## REQUIRED WORK
Summarize the exchange on the Bill's access rights in two sentences.

## SELECTED PASSAGE
The noble Earl, Lord Caithness, questioned the establishment of a new principle. To the noble Earl I would say that the Bill follows the pattern set by the National Parks and Access to the Countryside Act 1949. As under that Act, the Bill lists excluded activities rather than included activities. That list has been updated and now rules out activities such as hang-gliding as well as fishing, horse riding and organised games.

The effect of Amendment No. 67 would be to prevent activities other than walking which we would expect might take place under the new right--for example, bird-watching, picnicking, jogging or taking photographs. Limiting the right to being able to "walk over" the land could cast doubt--

The Earl of Onslow: Surely we jog on our feet. Amendment No. 69 refers to "on foot". We cannot jog on our hands.

Baroness Farrington of Ribbleton: I seriously doubt whether there is anything the noble Earl cannot do. I think that that is extremely unlikely. I should expect him to demonstrate his inability to do so!

## DATASET ENTRIES

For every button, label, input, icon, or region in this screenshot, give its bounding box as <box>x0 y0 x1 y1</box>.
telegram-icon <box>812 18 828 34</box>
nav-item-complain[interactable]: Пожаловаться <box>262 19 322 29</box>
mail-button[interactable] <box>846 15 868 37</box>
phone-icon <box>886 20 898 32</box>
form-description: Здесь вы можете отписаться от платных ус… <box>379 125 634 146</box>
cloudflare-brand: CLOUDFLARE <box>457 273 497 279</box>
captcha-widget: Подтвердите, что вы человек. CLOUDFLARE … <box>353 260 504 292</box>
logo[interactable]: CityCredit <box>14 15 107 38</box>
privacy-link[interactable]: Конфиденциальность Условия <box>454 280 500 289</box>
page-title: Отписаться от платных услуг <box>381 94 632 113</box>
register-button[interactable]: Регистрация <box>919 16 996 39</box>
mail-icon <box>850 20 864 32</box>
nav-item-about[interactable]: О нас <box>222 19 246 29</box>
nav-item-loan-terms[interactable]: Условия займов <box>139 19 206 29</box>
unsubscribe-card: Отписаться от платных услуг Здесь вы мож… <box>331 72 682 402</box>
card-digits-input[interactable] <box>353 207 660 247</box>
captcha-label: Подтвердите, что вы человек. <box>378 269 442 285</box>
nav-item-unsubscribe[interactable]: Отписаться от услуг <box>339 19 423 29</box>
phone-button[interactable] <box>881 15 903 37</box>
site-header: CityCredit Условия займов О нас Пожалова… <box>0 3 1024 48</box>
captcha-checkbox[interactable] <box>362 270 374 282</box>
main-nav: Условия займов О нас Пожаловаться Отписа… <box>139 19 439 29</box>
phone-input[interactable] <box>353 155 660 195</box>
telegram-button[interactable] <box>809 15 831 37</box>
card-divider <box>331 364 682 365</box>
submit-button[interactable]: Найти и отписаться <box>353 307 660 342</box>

## RESPONSE
Answering Lord Caithness, the speaker says the Bill follows the National Parks and Access to the Countryside Act 1949 by listing excluded activities. That list now also rules out hang-gliding, fishing, horse riding and organized games, and Amendment No. 67 would prevent activities other than walking, such as bird-watching, picnicking, jogging or taking photographs, which drew the Earl of Onslow's objection that jogging is done on foot, as Amendment No. 69 says.